● Task description: Find every line in the records below that holds the word "home", and copy it out.

● A block of data:
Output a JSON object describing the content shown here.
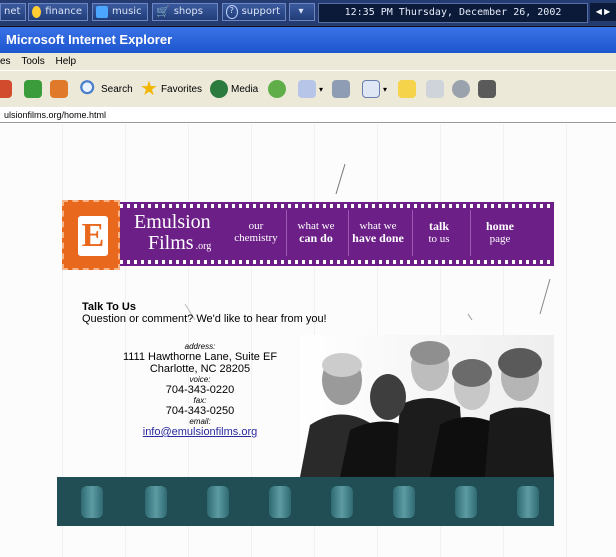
{
  "taskbar": {
    "items": [
      {
        "label": "net",
        "icon": "globe-icon",
        "color": "#2e74ff"
      },
      {
        "label": "finance",
        "icon": "finance-icon",
        "color": "#ffcc33"
      },
      {
        "label": "music",
        "icon": "music-icon",
        "color": "#4aa6ff"
      },
      {
        "label": "shops",
        "icon": "cart-icon",
        "color": "#bcd3ff"
      },
      {
        "label": "support",
        "icon": "help-icon",
        "color": "#bcd3ff"
      }
    ],
    "dropdown_glyph": "▾",
    "clock": "12:35 PM Thursday, December 26, 2002",
    "arrows": "◀ ▶"
  },
  "window": {
    "title": "Microsoft Internet Explorer"
  },
  "menu": [
    "es",
    "Tools",
    "Help"
  ],
  "toolbar": {
    "items": [
      {
        "label": "",
        "icon": "stop-icon"
      },
      {
        "label": "",
        "icon": "refresh-icon"
      },
      {
        "label": "",
        "icon": "home-icon"
      },
      {
        "label": "Search",
        "icon": "search-icon"
      },
      {
        "label": "Favorites",
        "icon": "favorites-star-icon"
      },
      {
        "label": "Media",
        "icon": "media-icon"
      },
      {
        "label": "",
        "icon": "history-icon"
      },
      {
        "label": "",
        "icon": "mail-icon"
      },
      {
        "label": "",
        "icon": "print-icon"
      },
      {
        "label": "",
        "icon": "word-icon"
      },
      {
        "label": "",
        "icon": "folder-icon"
      },
      {
        "label": "",
        "icon": "edit-icon"
      },
      {
        "label": "",
        "icon": "messenger-icon"
      },
      {
        "label": "",
        "icon": "msn-icon"
      }
    ]
  },
  "address": {
    "url": "ulsionfilms.org/home.html"
  },
  "site": {
    "logo_letter": "E",
    "brand_line1": "Emulsion",
    "brand_line2": "Films",
    "brand_suffix": ".org",
    "nav": [
      {
        "top": "our",
        "bottom": "chemistry"
      },
      {
        "top": "what we",
        "bottom": "can do"
      },
      {
        "top": "what we",
        "bottom": "have done"
      },
      {
        "top": "talk",
        "bottom": "to us"
      },
      {
        "top": "home",
        "bottom": "page"
      }
    ],
    "talk_heading": "Talk To Us",
    "talk_sub": "Question or comment? We'd like to hear from you!",
    "address_label": "address:",
    "address_line1": "1111 Hawthorne Lane, Suite EF",
    "address_line2": "Charlotte, NC 28205",
    "voice_label": "voice:",
    "voice": "704-343-0220",
    "fax_label": "fax:",
    "fax": "704-343-0250",
    "email_label": "email:",
    "email": "info@emulsionfilms.org",
    "colors": {
      "purple": "#6c1f87",
      "orange": "#e8681e",
      "teal": "#204e54"
    }
  }
}
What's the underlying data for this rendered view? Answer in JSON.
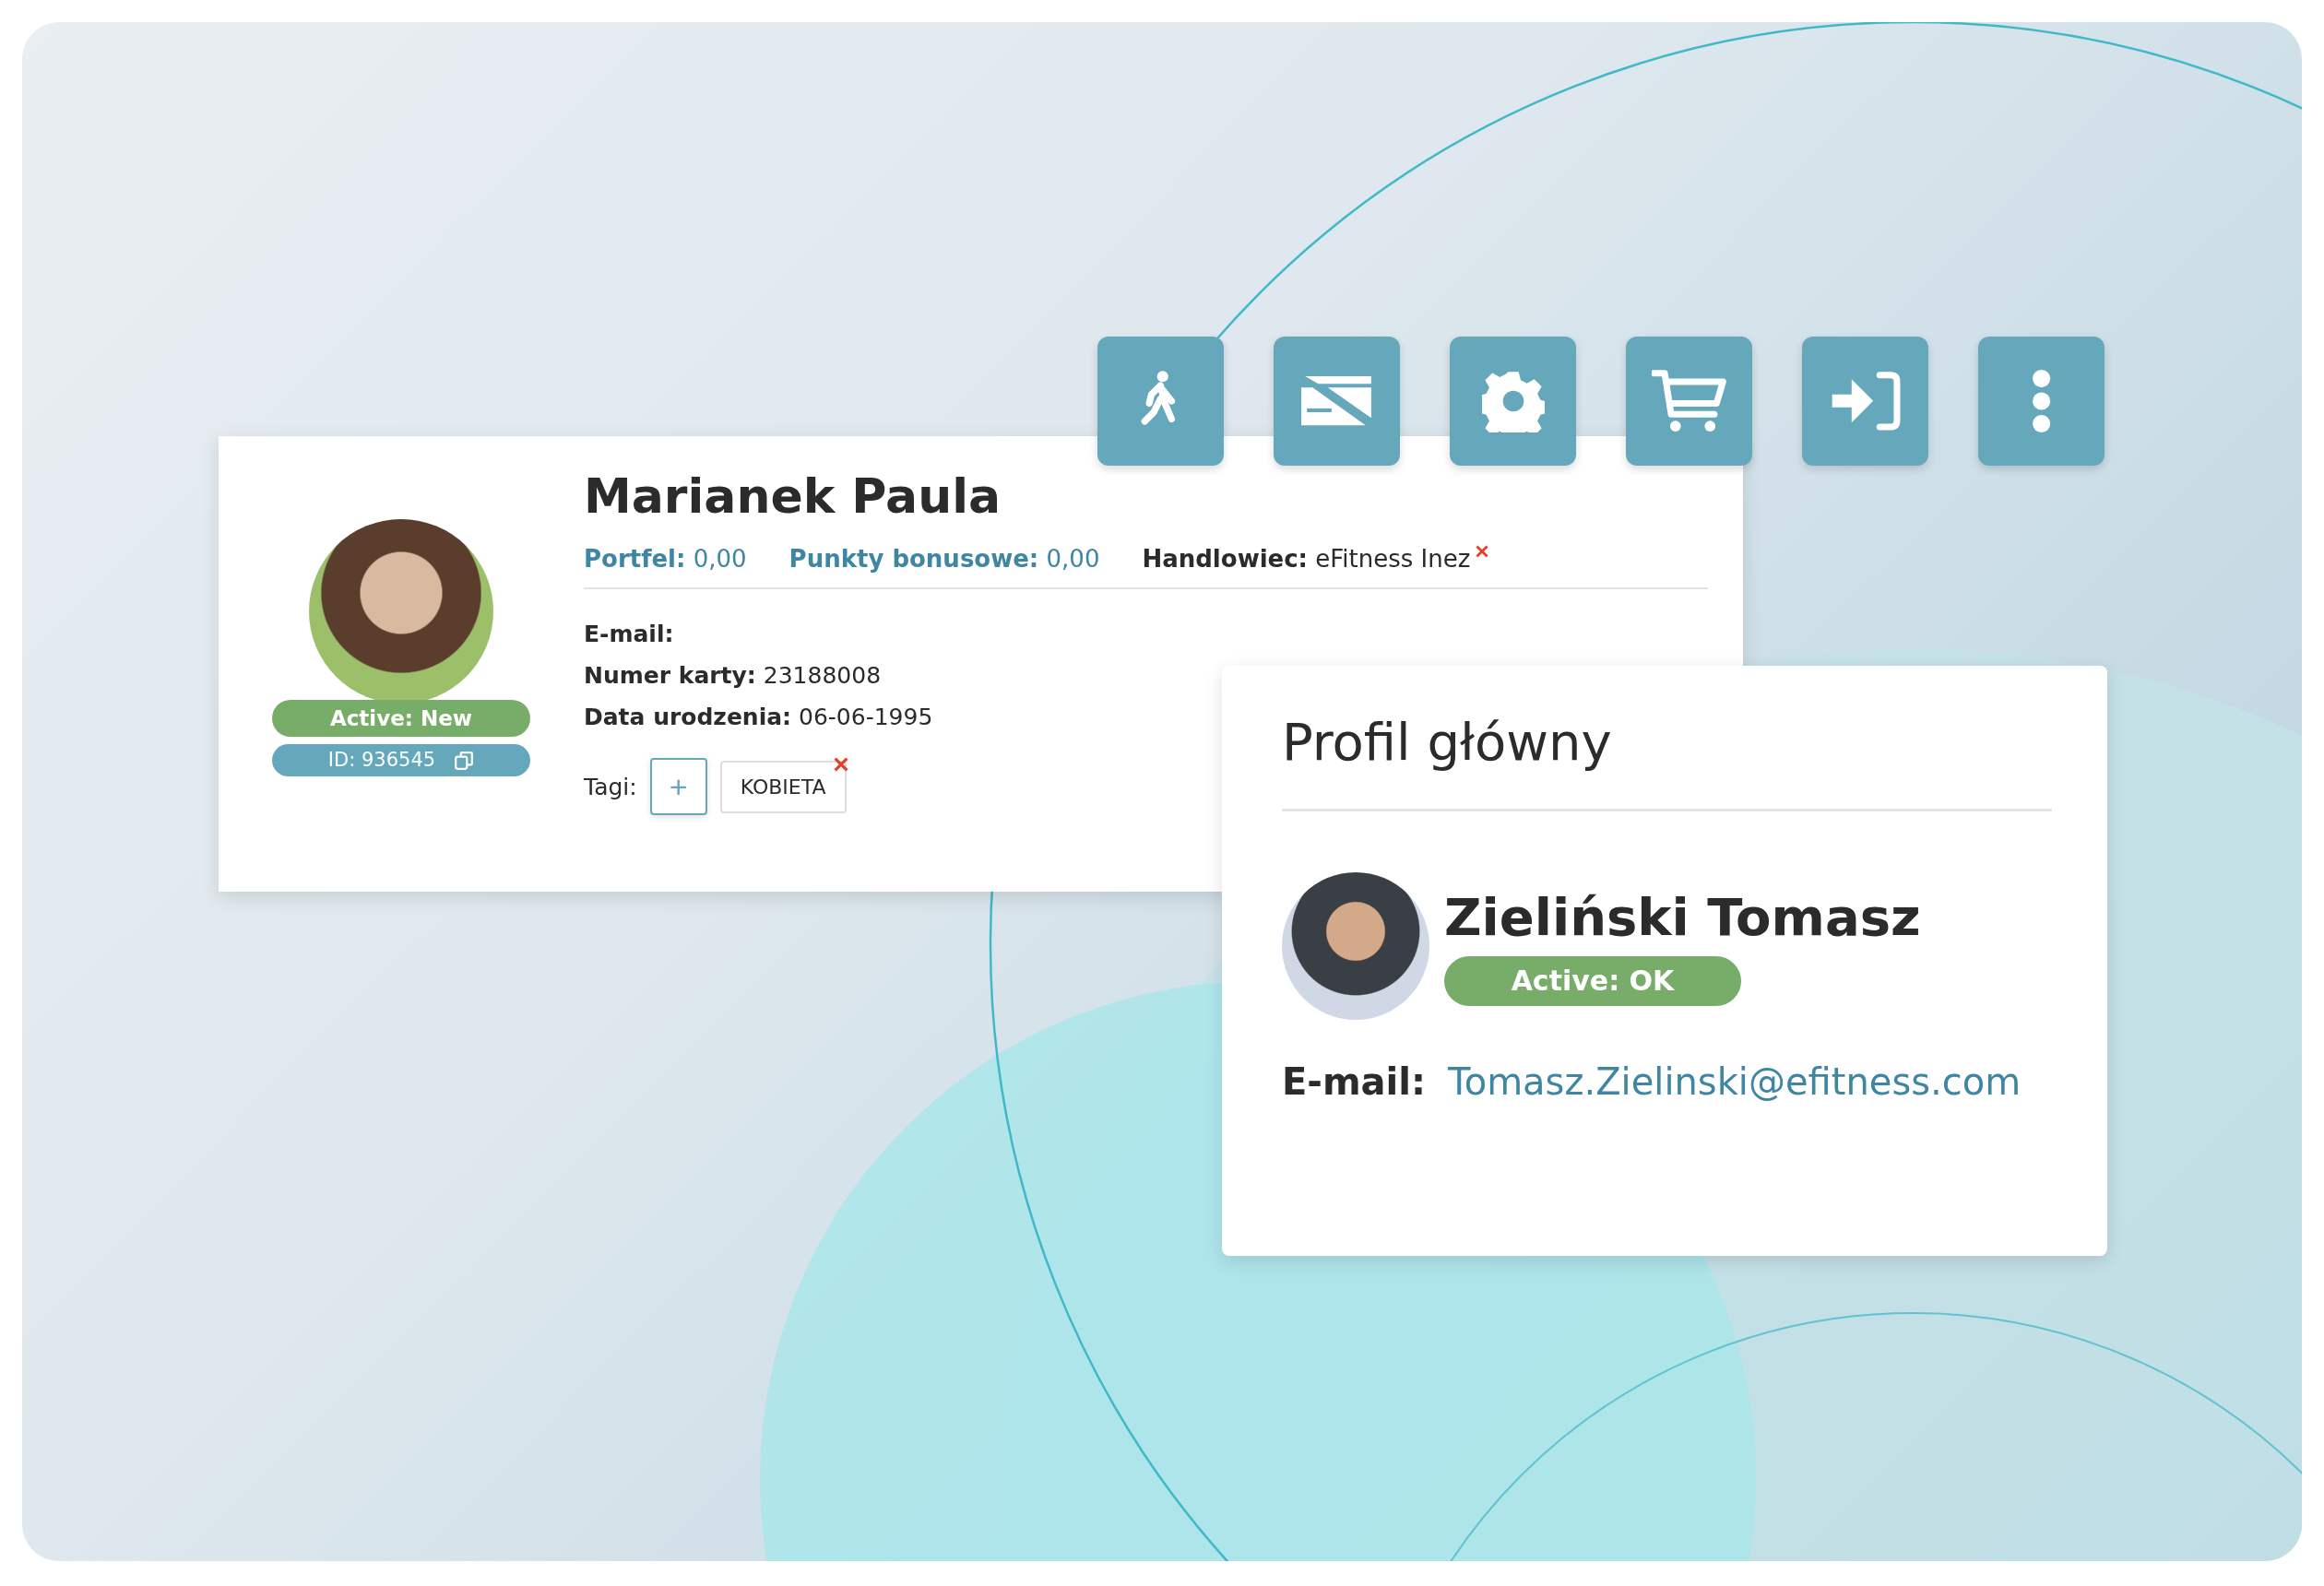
{
  "toolbar": [
    {
      "kind": "walk"
    },
    {
      "kind": "card"
    },
    {
      "kind": "settings"
    },
    {
      "kind": "cart"
    },
    {
      "kind": "login"
    },
    {
      "kind": "more"
    }
  ],
  "member": {
    "name": "Marianek Paula",
    "status": "Active: New",
    "id": "ID: 936545",
    "summary": [
      {
        "kind": "link",
        "label": "Portfel:",
        "value": "0,00"
      },
      {
        "kind": "link",
        "label": "Punkty bonusowe:",
        "value": "0,00"
      },
      {
        "kind": "assignee",
        "label": "Handlowiec:",
        "value": "eFitness Inez"
      }
    ],
    "fields": [
      {
        "label": "E-mail:"
      },
      {
        "label": "Numer karty:",
        "value": "23188008"
      },
      {
        "label": "Data urodzenia:",
        "value": "06-06-1995"
      }
    ],
    "tags_label": "Tagi:",
    "add_tag": "+",
    "tags": [
      {
        "label": "KOBIETA",
        "removable": true
      }
    ]
  },
  "main_profile": {
    "title": "Profil główny",
    "name": "Zieliński Tomasz",
    "status": "Active: OK",
    "email_label": "E-mail:",
    "email": "Tomasz.Zielinski@efitness.com"
  }
}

● Task output:
        "icon": "home-icon"
    "url": "ulsionfilms.org/home.html"
        "top": "home",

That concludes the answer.